* Start DATASET ROWS *

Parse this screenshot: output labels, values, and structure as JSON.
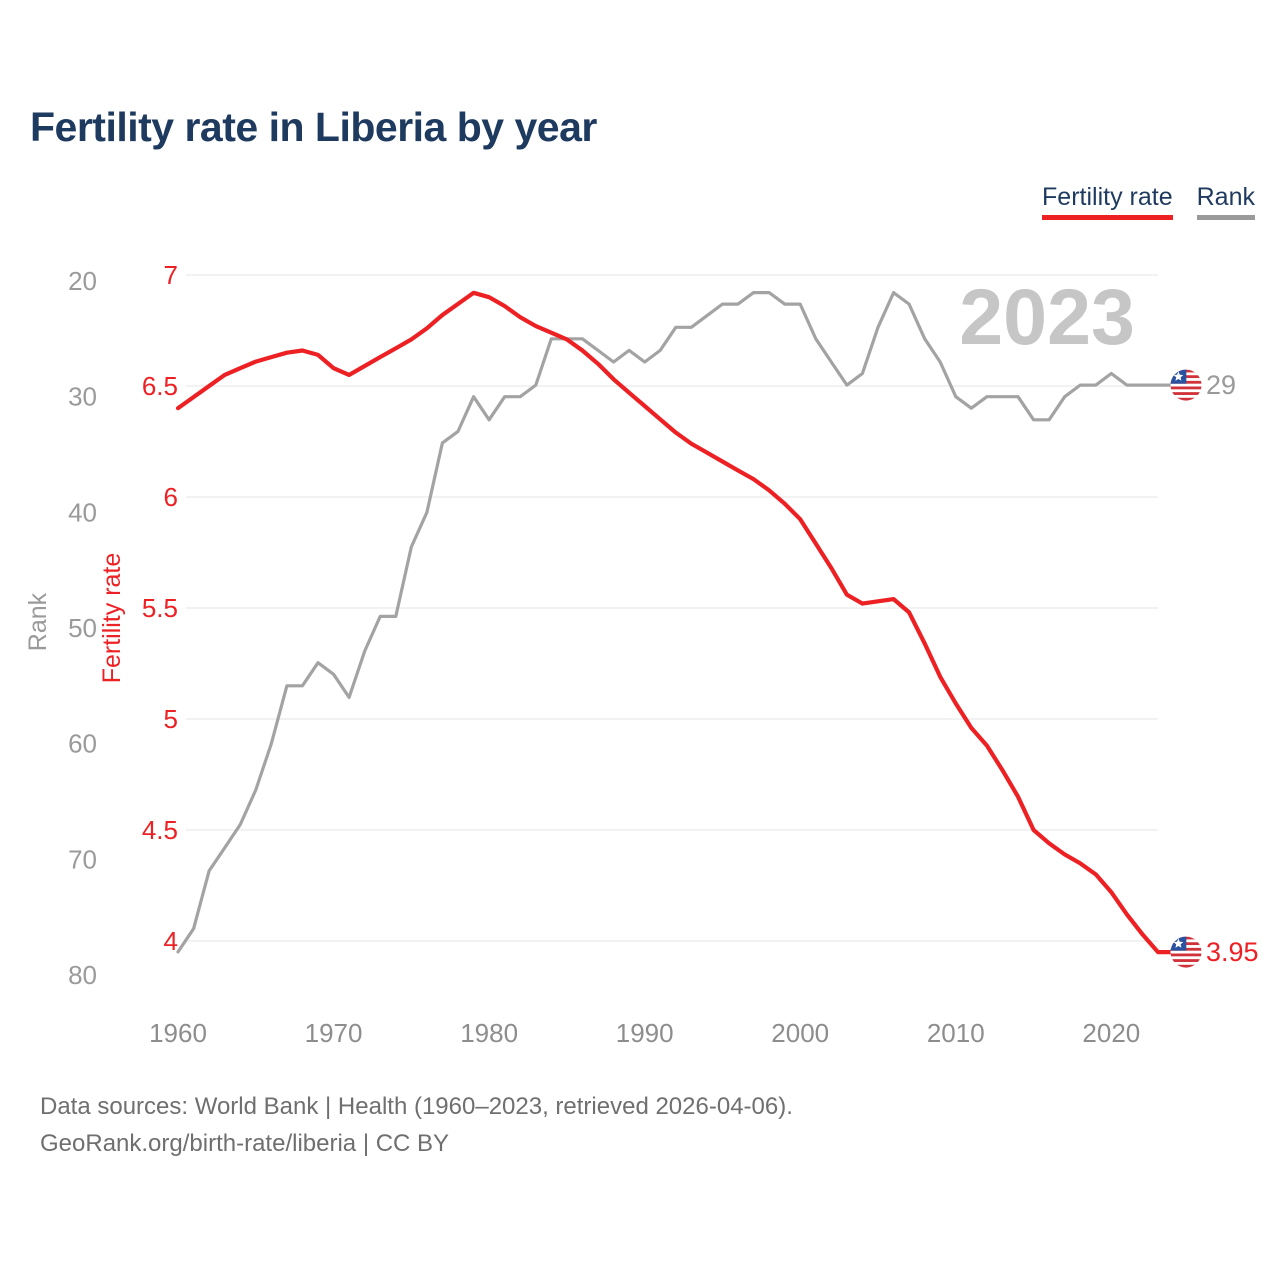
{
  "title": "Fertility rate in Liberia by year",
  "watermark": "2023",
  "legend": {
    "fertility_label": "Fertility rate",
    "rank_label": "Rank"
  },
  "axes": {
    "x": {
      "ticks": [
        1960,
        1970,
        1980,
        1990,
        2000,
        2010,
        2020
      ]
    },
    "fertility": {
      "label": "Fertility rate",
      "ticks": [
        7,
        6.5,
        6,
        5.5,
        5,
        4.5,
        4
      ],
      "range": [
        4,
        7
      ]
    },
    "rank": {
      "label": "Rank",
      "ticks": [
        20,
        30,
        40,
        50,
        60,
        70,
        80
      ],
      "range": [
        20,
        80
      ]
    }
  },
  "end_labels": {
    "fertility": "3.95",
    "rank": "29"
  },
  "footer": {
    "line1": "Data sources: World Bank | Health (1960–2023, retrieved 2026-04-06).",
    "line2": "GeoRank.org/birth-rate/liberia | CC BY"
  },
  "colors": {
    "accent_red": "#ed2124",
    "line_gray": "#a3a3a3",
    "rank_tick_gray": "#9a9a9a",
    "x_tick_gray": "#8d8d8d",
    "grid": "#eaeaea",
    "watermark": "#c6c6c6",
    "navy": "#1e3a5f",
    "footer_gray": "#6f6f6f",
    "flag_red": "#d13239",
    "flag_blue": "#2a52a0"
  },
  "chart_data": {
    "type": "line",
    "title": "Fertility rate in Liberia by year",
    "xlabel": "",
    "ylabel_left_outer": "Rank",
    "ylabel_left_inner": "Fertility rate",
    "grid": "horizontal",
    "legend_position": "top-right",
    "x_years": [
      1960,
      1961,
      1962,
      1963,
      1964,
      1965,
      1966,
      1967,
      1968,
      1969,
      1970,
      1971,
      1972,
      1973,
      1974,
      1975,
      1976,
      1977,
      1978,
      1979,
      1980,
      1981,
      1982,
      1983,
      1984,
      1985,
      1986,
      1987,
      1988,
      1989,
      1990,
      1991,
      1992,
      1993,
      1994,
      1995,
      1996,
      1997,
      1998,
      1999,
      2000,
      2001,
      2002,
      2003,
      2004,
      2005,
      2006,
      2007,
      2008,
      2009,
      2010,
      2011,
      2012,
      2013,
      2014,
      2015,
      2016,
      2017,
      2018,
      2019,
      2020,
      2021,
      2022,
      2023
    ],
    "series": [
      {
        "name": "Fertility rate",
        "axis": "fertility",
        "axis_range": [
          4,
          7
        ],
        "values": [
          6.4,
          6.45,
          6.5,
          6.55,
          6.58,
          6.61,
          6.63,
          6.65,
          6.66,
          6.64,
          6.58,
          6.55,
          6.59,
          6.63,
          6.67,
          6.71,
          6.76,
          6.82,
          6.87,
          6.92,
          6.9,
          6.86,
          6.81,
          6.77,
          6.74,
          6.71,
          6.66,
          6.6,
          6.53,
          6.47,
          6.41,
          6.35,
          6.29,
          6.24,
          6.2,
          6.16,
          6.12,
          6.08,
          6.03,
          5.97,
          5.9,
          5.79,
          5.68,
          5.56,
          5.52,
          5.53,
          5.54,
          5.48,
          5.34,
          5.19,
          5.07,
          4.96,
          4.88,
          4.77,
          4.65,
          4.5,
          4.44,
          4.39,
          4.35,
          4.3,
          4.22,
          4.12,
          4.03,
          3.95
        ]
      },
      {
        "name": "Rank",
        "axis": "rank",
        "axis_range": [
          20,
          80
        ],
        "axis_inverted": true,
        "values": [
          78,
          76,
          71,
          69,
          67,
          64,
          60,
          55,
          55,
          53,
          54,
          56,
          52,
          49,
          49,
          43,
          40,
          34,
          33,
          30,
          32,
          30,
          30,
          29,
          25,
          25,
          25,
          26,
          27,
          26,
          27,
          26,
          24,
          24,
          23,
          22,
          22,
          21,
          21,
          22,
          22,
          25,
          27,
          29,
          28,
          24,
          21,
          22,
          25,
          27,
          30,
          31,
          30,
          30,
          30,
          32,
          32,
          30,
          29,
          29,
          28,
          29,
          29,
          29
        ]
      }
    ],
    "final_year": 2023,
    "final_values": {
      "fertility": 3.95,
      "rank": 29
    }
  }
}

* End DATASET ROWS *

### [YOUR OBJECTIVE]
Copy all the lines of data exactly as they appear, dropping any images.

### [COMPLETE RESPONSE]
Parse this screenshot: output labels, values, and structure as JSON.
{
  "title": "Fertility rate in Liberia by year",
  "watermark": "2023",
  "legend": {
    "fertility_label": "Fertility rate",
    "rank_label": "Rank"
  },
  "axes": {
    "x": {
      "ticks": [
        1960,
        1970,
        1980,
        1990,
        2000,
        2010,
        2020
      ]
    },
    "fertility": {
      "label": "Fertility rate",
      "ticks": [
        7,
        6.5,
        6,
        5.5,
        5,
        4.5,
        4
      ],
      "range": [
        4,
        7
      ]
    },
    "rank": {
      "label": "Rank",
      "ticks": [
        20,
        30,
        40,
        50,
        60,
        70,
        80
      ],
      "range": [
        20,
        80
      ]
    }
  },
  "end_labels": {
    "fertility": "3.95",
    "rank": "29"
  },
  "footer": {
    "line1": "Data sources: World Bank | Health (1960–2023, retrieved 2026-04-06).",
    "line2": "GeoRank.org/birth-rate/liberia | CC BY"
  },
  "colors": {
    "accent_red": "#ed2124",
    "line_gray": "#a3a3a3",
    "rank_tick_gray": "#9a9a9a",
    "x_tick_gray": "#8d8d8d",
    "grid": "#eaeaea",
    "watermark": "#c6c6c6",
    "navy": "#1e3a5f",
    "footer_gray": "#6f6f6f",
    "flag_red": "#d13239",
    "flag_blue": "#2a52a0"
  },
  "chart_data": {
    "type": "line",
    "title": "Fertility rate in Liberia by year",
    "xlabel": "",
    "ylabel_left_outer": "Rank",
    "ylabel_left_inner": "Fertility rate",
    "grid": "horizontal",
    "legend_position": "top-right",
    "x_years": [
      1960,
      1961,
      1962,
      1963,
      1964,
      1965,
      1966,
      1967,
      1968,
      1969,
      1970,
      1971,
      1972,
      1973,
      1974,
      1975,
      1976,
      1977,
      1978,
      1979,
      1980,
      1981,
      1982,
      1983,
      1984,
      1985,
      1986,
      1987,
      1988,
      1989,
      1990,
      1991,
      1992,
      1993,
      1994,
      1995,
      1996,
      1997,
      1998,
      1999,
      2000,
      2001,
      2002,
      2003,
      2004,
      2005,
      2006,
      2007,
      2008,
      2009,
      2010,
      2011,
      2012,
      2013,
      2014,
      2015,
      2016,
      2017,
      2018,
      2019,
      2020,
      2021,
      2022,
      2023
    ],
    "series": [
      {
        "name": "Fertility rate",
        "axis": "fertility",
        "axis_range": [
          4,
          7
        ],
        "values": [
          6.4,
          6.45,
          6.5,
          6.55,
          6.58,
          6.61,
          6.63,
          6.65,
          6.66,
          6.64,
          6.58,
          6.55,
          6.59,
          6.63,
          6.67,
          6.71,
          6.76,
          6.82,
          6.87,
          6.92,
          6.9,
          6.86,
          6.81,
          6.77,
          6.74,
          6.71,
          6.66,
          6.6,
          6.53,
          6.47,
          6.41,
          6.35,
          6.29,
          6.24,
          6.2,
          6.16,
          6.12,
          6.08,
          6.03,
          5.97,
          5.9,
          5.79,
          5.68,
          5.56,
          5.52,
          5.53,
          5.54,
          5.48,
          5.34,
          5.19,
          5.07,
          4.96,
          4.88,
          4.77,
          4.65,
          4.5,
          4.44,
          4.39,
          4.35,
          4.3,
          4.22,
          4.12,
          4.03,
          3.95
        ]
      },
      {
        "name": "Rank",
        "axis": "rank",
        "axis_range": [
          20,
          80
        ],
        "axis_inverted": true,
        "values": [
          78,
          76,
          71,
          69,
          67,
          64,
          60,
          55,
          55,
          53,
          54,
          56,
          52,
          49,
          49,
          43,
          40,
          34,
          33,
          30,
          32,
          30,
          30,
          29,
          25,
          25,
          25,
          26,
          27,
          26,
          27,
          26,
          24,
          24,
          23,
          22,
          22,
          21,
          21,
          22,
          22,
          25,
          27,
          29,
          28,
          24,
          21,
          22,
          25,
          27,
          30,
          31,
          30,
          30,
          30,
          32,
          32,
          30,
          29,
          29,
          28,
          29,
          29,
          29
        ]
      }
    ],
    "final_year": 2023,
    "final_values": {
      "fertility": 3.95,
      "rank": 29
    }
  }
}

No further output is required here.